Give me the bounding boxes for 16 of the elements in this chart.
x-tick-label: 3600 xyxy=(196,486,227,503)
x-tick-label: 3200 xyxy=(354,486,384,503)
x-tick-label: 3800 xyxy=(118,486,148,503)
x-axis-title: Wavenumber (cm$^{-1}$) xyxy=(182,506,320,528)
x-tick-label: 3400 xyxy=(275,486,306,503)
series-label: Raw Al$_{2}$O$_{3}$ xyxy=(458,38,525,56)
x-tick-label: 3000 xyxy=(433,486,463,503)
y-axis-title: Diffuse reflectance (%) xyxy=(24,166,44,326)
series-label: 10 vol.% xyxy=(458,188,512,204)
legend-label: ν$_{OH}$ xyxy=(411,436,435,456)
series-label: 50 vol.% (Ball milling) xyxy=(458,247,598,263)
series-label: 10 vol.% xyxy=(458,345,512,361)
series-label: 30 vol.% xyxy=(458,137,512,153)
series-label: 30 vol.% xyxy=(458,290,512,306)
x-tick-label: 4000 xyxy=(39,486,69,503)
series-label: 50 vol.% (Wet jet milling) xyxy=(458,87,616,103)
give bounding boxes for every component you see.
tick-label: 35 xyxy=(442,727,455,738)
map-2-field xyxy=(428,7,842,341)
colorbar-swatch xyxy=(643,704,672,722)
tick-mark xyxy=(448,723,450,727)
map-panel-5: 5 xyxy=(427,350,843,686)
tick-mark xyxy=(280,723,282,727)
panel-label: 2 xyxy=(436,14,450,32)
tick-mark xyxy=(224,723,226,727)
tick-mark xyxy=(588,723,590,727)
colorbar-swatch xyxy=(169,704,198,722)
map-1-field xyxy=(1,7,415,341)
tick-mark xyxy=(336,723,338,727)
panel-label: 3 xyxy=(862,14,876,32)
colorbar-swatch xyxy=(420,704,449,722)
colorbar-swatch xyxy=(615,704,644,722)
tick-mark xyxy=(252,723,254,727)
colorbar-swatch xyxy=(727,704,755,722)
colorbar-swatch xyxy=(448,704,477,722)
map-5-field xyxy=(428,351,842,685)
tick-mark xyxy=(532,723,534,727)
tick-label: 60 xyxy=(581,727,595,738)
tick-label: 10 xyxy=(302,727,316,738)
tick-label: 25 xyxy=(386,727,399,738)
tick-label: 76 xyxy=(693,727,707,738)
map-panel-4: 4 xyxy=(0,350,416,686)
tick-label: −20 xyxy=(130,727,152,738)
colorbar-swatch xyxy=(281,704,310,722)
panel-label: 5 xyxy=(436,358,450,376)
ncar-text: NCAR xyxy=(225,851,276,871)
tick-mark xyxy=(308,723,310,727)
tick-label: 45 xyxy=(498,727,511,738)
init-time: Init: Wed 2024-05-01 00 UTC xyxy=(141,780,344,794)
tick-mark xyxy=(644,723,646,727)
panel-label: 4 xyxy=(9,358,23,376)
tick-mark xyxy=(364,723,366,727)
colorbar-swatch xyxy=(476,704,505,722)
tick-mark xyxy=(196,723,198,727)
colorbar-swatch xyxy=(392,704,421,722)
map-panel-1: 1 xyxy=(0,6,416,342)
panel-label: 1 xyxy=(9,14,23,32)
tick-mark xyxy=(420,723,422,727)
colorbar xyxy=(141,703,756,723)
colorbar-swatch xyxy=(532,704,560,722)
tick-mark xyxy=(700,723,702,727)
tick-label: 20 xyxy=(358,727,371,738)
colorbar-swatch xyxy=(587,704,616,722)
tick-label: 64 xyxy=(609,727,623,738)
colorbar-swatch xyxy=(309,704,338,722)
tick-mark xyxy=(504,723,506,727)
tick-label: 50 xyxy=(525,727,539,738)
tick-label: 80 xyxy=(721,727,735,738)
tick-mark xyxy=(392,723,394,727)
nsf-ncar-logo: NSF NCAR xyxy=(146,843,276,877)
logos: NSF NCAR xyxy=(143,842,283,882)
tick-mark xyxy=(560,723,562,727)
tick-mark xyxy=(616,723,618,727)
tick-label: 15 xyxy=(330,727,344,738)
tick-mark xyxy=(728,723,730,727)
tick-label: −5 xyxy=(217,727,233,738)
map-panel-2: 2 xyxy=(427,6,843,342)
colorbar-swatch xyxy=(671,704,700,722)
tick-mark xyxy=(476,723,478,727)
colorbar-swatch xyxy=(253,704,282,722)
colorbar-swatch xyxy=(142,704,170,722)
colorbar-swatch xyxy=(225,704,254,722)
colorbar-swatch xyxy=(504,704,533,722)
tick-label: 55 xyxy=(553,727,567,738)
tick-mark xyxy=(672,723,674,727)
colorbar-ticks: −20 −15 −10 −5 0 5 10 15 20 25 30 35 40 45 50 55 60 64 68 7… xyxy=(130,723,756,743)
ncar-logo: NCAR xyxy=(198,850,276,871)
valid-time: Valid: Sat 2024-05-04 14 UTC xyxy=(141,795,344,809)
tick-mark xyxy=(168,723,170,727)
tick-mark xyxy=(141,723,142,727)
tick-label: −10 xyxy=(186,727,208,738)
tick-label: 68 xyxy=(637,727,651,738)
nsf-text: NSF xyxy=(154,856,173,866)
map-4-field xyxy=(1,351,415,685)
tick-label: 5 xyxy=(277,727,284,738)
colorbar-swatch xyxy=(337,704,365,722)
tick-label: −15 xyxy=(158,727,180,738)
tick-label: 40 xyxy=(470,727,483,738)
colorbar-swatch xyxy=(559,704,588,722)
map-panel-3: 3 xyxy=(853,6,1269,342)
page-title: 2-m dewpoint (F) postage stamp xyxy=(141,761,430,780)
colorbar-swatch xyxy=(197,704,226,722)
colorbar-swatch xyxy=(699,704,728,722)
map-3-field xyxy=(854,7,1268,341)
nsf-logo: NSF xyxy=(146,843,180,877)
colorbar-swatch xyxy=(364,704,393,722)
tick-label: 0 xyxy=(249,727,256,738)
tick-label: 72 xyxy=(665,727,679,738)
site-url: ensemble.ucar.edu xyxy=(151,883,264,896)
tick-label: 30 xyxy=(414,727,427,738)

(WHAT YOU WILL DO): Reproduce every line of the records above verbatim, without changing any text or box coordinates.

(RESPONSE TO THE EXERCISE):
Give me the bounding boxes for 16 of the elements in this chart.
x-tick-label: 3600 xyxy=(196,486,227,503)
x-tick-label: 3200 xyxy=(354,486,384,503)
x-tick-label: 3800 xyxy=(118,486,148,503)
x-axis-title: Wavenumber (cm$^{-1}$) xyxy=(182,506,320,528)
x-tick-label: 3400 xyxy=(275,486,306,503)
series-label: Raw Al$_{2}$O$_{3}$ xyxy=(458,38,525,56)
x-tick-label: 3000 xyxy=(433,486,463,503)
y-axis-title: Diffuse reflectance (%) xyxy=(24,166,44,326)
series-label: 10 vol.% xyxy=(458,188,512,204)
legend-label: ν$_{OH}$ xyxy=(411,436,435,456)
series-label: 50 vol.% (Ball milling) xyxy=(458,247,598,263)
series-label: 10 vol.% xyxy=(458,345,512,361)
series-label: 30 vol.% xyxy=(458,137,512,153)
series-label: 30 vol.% xyxy=(458,290,512,306)
x-tick-label: 4000 xyxy=(39,486,69,503)
series-label: 50 vol.% (Wet jet milling) xyxy=(458,87,616,103)
give bounding boxes for every component you see.
tick-label: 35 xyxy=(442,727,455,738)
map-2-field xyxy=(428,7,842,341)
colorbar-swatch xyxy=(643,704,672,722)
tick-mark xyxy=(448,723,450,727)
map-panel-5: 5 xyxy=(427,350,843,686)
tick-mark xyxy=(280,723,282,727)
panel-label: 2 xyxy=(436,14,450,32)
tick-mark xyxy=(224,723,226,727)
tick-mark xyxy=(588,723,590,727)
colorbar-swatch xyxy=(169,704,198,722)
map-1-field xyxy=(1,7,415,341)
tick-mark xyxy=(336,723,338,727)
panel-label: 3 xyxy=(862,14,876,32)
colorbar-swatch xyxy=(420,704,449,722)
colorbar-swatch xyxy=(615,704,644,722)
tick-mark xyxy=(252,723,254,727)
colorbar-swatch xyxy=(727,704,755,722)
colorbar-swatch xyxy=(448,704,477,722)
map-5-field xyxy=(428,351,842,685)
tick-mark xyxy=(532,723,534,727)
tick-label: 60 xyxy=(581,727,595,738)
tick-label: 10 xyxy=(302,727,316,738)
tick-label: 25 xyxy=(386,727,399,738)
tick-label: 76 xyxy=(693,727,707,738)
map-panel-4: 4 xyxy=(0,350,416,686)
tick-label: −20 xyxy=(130,727,152,738)
colorbar-swatch xyxy=(281,704,310,722)
panel-label: 5 xyxy=(436,358,450,376)
ncar-text: NCAR xyxy=(225,851,276,871)
tick-mark xyxy=(308,723,310,727)
tick-label: 45 xyxy=(498,727,511,738)
init-time: Init: Wed 2024-05-01 00 UTC xyxy=(141,780,344,794)
tick-mark xyxy=(644,723,646,727)
panel-label: 4 xyxy=(9,358,23,376)
tick-mark xyxy=(364,723,366,727)
colorbar-swatch xyxy=(476,704,505,722)
tick-mark xyxy=(196,723,198,727)
colorbar-swatch xyxy=(392,704,421,722)
map-panel-1: 1 xyxy=(0,6,416,342)
panel-label: 1 xyxy=(9,14,23,32)
tick-mark xyxy=(420,723,422,727)
colorbar xyxy=(141,703,756,723)
colorbar-swatch xyxy=(532,704,560,722)
tick-mark xyxy=(700,723,702,727)
tick-label: 20 xyxy=(358,727,371,738)
colorbar-swatch xyxy=(587,704,616,722)
tick-label: 64 xyxy=(609,727,623,738)
colorbar-swatch xyxy=(309,704,338,722)
tick-mark xyxy=(504,723,506,727)
tick-label: 50 xyxy=(525,727,539,738)
tick-label: 80 xyxy=(721,727,735,738)
tick-mark xyxy=(392,723,394,727)
nsf-ncar-logo: NSF NCAR xyxy=(146,843,276,877)
logos: NSF NCAR xyxy=(143,842,283,882)
tick-mark xyxy=(560,723,562,727)
tick-mark xyxy=(616,723,618,727)
tick-label: 15 xyxy=(330,727,344,738)
tick-mark xyxy=(728,723,730,727)
tick-label: −5 xyxy=(217,727,233,738)
map-panel-2: 2 xyxy=(427,6,843,342)
colorbar-swatch xyxy=(671,704,700,722)
tick-mark xyxy=(476,723,478,727)
colorbar-swatch xyxy=(253,704,282,722)
colorbar-swatch xyxy=(142,704,170,722)
colorbar-swatch xyxy=(225,704,254,722)
colorbar-swatch xyxy=(504,704,533,722)
tick-label: 55 xyxy=(553,727,567,738)
tick-mark xyxy=(672,723,674,727)
colorbar-ticks: −20 −15 −10 −5 0 5 10 15 20 25 30 35 40 45 50 55 60 64 68 7… xyxy=(130,723,756,743)
ncar-logo: NCAR xyxy=(198,850,276,871)
valid-time: Valid: Sat 2024-05-04 14 UTC xyxy=(141,795,344,809)
tick-mark xyxy=(168,723,170,727)
tick-mark xyxy=(141,723,142,727)
tick-label: −10 xyxy=(186,727,208,738)
tick-label: 68 xyxy=(637,727,651,738)
nsf-text: NSF xyxy=(154,856,173,866)
map-4-field xyxy=(1,351,415,685)
tick-label: 5 xyxy=(277,727,284,738)
colorbar-swatch xyxy=(337,704,365,722)
tick-label: −15 xyxy=(158,727,180,738)
tick-label: 40 xyxy=(470,727,483,738)
colorbar-swatch xyxy=(559,704,588,722)
map-panel-3: 3 xyxy=(853,6,1269,342)
page-title: 2-m dewpoint (F) postage stamp xyxy=(141,761,430,780)
colorbar-swatch xyxy=(197,704,226,722)
colorbar-swatch xyxy=(699,704,728,722)
map-3-field xyxy=(854,7,1268,341)
nsf-logo: NSF xyxy=(146,843,180,877)
colorbar-swatch xyxy=(364,704,393,722)
tick-label: 0 xyxy=(249,727,256,738)
tick-label: 72 xyxy=(665,727,679,738)
site-url: ensemble.ucar.edu xyxy=(151,883,264,896)
tick-label: 30 xyxy=(414,727,427,738)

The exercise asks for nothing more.